*To do*: Copy out lines with the word "silver" from the material that follows.

*Dataset entries*:
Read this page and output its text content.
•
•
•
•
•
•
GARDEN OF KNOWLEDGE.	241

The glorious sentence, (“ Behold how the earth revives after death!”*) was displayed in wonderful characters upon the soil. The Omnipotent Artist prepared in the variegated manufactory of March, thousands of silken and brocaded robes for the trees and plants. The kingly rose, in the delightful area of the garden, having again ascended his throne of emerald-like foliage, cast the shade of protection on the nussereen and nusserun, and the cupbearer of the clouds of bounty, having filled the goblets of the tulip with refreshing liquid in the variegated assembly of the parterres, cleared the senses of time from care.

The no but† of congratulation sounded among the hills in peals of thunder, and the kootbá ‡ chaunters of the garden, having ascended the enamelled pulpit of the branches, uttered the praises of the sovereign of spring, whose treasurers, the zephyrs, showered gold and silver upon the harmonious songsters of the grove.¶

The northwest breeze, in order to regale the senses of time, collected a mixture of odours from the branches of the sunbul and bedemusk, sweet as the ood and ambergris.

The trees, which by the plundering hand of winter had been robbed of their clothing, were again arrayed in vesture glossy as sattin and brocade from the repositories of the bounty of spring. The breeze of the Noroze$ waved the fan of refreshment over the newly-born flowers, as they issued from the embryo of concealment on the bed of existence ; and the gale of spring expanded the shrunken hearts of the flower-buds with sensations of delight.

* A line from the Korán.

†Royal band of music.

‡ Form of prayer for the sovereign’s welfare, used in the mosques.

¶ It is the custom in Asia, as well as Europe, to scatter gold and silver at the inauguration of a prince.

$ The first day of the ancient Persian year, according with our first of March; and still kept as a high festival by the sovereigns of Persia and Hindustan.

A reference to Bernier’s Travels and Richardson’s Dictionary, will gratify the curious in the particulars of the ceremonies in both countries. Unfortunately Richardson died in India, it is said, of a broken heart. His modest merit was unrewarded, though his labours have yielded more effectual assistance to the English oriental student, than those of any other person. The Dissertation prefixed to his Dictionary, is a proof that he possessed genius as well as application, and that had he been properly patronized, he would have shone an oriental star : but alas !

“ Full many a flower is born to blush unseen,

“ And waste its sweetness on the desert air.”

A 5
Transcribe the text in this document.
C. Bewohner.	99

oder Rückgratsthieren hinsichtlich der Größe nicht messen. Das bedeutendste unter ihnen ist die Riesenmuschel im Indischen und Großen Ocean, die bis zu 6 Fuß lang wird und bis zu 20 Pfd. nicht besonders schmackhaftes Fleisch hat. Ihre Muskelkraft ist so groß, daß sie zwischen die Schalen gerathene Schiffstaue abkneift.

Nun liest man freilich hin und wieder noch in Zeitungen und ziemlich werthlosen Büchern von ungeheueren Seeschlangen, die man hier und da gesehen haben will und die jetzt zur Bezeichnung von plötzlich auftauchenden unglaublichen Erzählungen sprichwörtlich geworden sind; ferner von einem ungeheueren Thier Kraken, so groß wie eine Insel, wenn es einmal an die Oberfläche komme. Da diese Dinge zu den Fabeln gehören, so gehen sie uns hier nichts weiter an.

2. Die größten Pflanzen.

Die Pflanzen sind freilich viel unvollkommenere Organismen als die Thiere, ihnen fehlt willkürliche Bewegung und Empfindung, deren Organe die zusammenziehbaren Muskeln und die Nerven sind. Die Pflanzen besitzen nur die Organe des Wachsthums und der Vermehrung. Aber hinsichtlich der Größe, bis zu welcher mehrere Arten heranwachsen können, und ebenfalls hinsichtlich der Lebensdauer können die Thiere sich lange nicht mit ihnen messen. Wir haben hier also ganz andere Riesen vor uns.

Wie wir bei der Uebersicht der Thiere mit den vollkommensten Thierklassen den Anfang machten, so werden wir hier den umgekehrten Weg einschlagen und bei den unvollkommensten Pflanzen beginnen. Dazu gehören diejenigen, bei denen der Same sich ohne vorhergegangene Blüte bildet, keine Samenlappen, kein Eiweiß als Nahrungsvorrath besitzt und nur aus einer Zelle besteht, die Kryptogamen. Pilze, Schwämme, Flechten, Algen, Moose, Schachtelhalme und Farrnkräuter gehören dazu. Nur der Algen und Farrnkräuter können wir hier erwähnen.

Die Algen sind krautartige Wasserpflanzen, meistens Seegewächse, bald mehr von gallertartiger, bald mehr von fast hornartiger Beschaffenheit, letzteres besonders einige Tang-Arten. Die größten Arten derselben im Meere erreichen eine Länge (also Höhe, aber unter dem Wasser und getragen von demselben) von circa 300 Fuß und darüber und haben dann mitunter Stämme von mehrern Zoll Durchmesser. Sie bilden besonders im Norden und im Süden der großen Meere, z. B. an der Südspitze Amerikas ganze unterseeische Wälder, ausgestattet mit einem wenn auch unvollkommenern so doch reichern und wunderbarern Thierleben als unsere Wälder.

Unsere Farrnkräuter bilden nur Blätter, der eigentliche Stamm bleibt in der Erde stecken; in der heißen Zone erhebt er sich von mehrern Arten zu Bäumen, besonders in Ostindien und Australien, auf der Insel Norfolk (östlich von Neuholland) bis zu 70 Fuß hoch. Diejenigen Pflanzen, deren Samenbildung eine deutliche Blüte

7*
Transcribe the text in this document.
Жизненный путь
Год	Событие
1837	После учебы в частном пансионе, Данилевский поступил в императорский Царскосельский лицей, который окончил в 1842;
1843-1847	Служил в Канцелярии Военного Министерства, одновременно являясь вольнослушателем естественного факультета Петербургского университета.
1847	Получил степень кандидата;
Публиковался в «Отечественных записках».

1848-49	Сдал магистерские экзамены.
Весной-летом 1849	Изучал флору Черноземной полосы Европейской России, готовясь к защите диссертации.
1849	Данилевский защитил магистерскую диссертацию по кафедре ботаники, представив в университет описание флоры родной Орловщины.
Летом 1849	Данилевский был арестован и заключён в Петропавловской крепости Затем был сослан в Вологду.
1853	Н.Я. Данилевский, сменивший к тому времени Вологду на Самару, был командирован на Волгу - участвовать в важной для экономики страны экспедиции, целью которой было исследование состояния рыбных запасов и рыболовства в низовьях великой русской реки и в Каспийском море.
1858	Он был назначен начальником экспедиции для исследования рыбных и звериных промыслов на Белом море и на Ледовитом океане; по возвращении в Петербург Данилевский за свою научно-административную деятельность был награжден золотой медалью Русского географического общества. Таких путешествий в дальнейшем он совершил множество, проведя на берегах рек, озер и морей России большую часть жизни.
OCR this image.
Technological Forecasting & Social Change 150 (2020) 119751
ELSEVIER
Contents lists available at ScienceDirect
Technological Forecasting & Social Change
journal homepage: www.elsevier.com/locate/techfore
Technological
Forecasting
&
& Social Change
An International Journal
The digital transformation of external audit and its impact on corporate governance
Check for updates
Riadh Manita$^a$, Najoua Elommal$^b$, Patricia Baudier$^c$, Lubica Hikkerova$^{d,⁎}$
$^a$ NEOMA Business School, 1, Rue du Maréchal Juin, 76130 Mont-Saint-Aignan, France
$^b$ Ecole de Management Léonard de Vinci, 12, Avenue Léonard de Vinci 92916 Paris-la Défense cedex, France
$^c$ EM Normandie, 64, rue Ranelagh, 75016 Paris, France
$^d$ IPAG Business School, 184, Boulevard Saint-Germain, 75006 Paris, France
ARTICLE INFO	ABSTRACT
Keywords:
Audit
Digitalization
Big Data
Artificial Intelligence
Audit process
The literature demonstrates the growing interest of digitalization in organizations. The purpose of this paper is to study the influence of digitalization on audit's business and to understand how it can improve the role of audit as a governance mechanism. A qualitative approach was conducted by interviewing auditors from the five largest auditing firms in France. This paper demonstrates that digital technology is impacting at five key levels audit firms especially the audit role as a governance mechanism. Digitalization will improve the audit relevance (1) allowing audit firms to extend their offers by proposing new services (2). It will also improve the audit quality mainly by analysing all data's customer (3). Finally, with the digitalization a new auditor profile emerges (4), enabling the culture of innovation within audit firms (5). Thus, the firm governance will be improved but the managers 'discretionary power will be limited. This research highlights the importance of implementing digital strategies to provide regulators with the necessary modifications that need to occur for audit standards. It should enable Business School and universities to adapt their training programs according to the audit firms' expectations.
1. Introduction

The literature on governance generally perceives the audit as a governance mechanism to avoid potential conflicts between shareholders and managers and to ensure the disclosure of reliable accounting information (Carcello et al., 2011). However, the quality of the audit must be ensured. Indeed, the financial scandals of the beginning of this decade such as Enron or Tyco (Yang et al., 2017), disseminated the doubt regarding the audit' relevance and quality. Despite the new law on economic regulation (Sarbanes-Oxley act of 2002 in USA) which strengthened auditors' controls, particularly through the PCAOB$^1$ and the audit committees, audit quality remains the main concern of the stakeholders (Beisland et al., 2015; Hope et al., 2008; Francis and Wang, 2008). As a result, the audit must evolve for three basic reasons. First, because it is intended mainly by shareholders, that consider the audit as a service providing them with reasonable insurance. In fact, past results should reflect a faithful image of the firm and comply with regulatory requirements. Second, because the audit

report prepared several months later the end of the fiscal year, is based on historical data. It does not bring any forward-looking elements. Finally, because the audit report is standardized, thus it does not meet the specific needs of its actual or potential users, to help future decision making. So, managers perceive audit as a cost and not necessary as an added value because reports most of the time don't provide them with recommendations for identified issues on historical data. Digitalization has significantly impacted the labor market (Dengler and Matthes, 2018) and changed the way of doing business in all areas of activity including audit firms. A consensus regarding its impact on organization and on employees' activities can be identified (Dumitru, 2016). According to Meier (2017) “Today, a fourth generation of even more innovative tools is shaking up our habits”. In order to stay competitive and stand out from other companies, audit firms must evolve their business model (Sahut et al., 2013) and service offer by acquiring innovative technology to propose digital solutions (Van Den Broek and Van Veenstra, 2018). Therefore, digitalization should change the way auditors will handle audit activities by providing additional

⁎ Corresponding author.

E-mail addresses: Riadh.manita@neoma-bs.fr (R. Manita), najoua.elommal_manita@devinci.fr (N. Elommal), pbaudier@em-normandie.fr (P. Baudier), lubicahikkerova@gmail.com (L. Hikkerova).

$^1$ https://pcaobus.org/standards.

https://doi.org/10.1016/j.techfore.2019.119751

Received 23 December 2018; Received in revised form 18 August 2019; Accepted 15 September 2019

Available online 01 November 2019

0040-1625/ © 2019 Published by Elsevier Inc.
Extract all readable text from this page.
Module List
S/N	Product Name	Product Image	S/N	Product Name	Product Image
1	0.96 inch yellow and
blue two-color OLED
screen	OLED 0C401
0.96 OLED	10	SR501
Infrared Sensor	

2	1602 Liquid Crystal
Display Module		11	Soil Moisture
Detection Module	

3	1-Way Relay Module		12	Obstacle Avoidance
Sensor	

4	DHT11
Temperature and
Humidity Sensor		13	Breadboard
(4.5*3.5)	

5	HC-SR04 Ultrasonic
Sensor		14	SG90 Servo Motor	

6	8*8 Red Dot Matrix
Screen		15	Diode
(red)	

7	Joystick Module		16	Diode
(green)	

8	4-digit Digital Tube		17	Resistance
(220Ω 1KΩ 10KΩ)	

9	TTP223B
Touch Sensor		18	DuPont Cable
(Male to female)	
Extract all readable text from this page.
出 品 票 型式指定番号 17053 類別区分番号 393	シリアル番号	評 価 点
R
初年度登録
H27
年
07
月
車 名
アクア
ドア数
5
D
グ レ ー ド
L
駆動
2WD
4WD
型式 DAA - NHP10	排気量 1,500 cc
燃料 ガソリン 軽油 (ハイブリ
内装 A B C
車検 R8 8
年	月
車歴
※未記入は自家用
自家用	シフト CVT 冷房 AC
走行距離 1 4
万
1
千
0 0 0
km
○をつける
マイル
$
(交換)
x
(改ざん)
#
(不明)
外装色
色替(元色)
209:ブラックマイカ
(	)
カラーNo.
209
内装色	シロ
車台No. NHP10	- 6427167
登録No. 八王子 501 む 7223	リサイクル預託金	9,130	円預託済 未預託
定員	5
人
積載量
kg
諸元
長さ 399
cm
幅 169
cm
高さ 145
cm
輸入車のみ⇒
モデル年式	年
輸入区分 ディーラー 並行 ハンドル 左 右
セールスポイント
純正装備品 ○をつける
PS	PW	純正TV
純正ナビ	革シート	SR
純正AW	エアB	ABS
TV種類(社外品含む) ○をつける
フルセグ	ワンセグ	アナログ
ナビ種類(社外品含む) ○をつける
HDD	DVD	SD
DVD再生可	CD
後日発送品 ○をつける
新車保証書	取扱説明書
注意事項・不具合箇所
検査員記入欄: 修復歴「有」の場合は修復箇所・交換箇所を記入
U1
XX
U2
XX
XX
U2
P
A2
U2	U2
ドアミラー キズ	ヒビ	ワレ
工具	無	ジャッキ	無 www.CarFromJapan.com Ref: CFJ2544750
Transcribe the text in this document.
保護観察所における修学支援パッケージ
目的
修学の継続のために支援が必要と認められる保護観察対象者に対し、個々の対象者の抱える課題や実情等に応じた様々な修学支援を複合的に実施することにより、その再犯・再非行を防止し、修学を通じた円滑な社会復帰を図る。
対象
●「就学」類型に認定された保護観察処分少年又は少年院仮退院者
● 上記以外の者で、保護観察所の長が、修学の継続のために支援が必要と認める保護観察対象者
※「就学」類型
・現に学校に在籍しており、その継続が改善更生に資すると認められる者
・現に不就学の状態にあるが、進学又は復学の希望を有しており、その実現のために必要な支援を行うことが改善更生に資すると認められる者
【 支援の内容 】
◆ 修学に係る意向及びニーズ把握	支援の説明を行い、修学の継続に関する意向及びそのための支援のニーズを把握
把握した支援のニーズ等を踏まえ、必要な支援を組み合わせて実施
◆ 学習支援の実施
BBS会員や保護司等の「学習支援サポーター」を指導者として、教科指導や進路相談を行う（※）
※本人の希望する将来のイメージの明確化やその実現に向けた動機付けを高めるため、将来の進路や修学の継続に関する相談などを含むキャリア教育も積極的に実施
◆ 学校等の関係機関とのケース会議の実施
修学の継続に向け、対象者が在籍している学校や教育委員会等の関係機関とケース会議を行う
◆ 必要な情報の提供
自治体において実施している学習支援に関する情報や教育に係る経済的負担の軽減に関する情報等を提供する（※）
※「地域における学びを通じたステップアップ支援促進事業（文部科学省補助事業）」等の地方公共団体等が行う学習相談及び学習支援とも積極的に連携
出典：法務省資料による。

*Complete response*:
The no but† of congratulation sounded among the hills in peals of thunder, and the kootbá ‡ chaunters of the garden, having ascended the enamelled pulpit of the branches, uttered the praises of the sovereign of spring, whose treasurers, the zephyrs, showered gold and silver upon the harmonious songsters of the grove.¶
¶ It is the custom in Asia, as well as Europe, to scatter gold and silver at the inauguration of a prince.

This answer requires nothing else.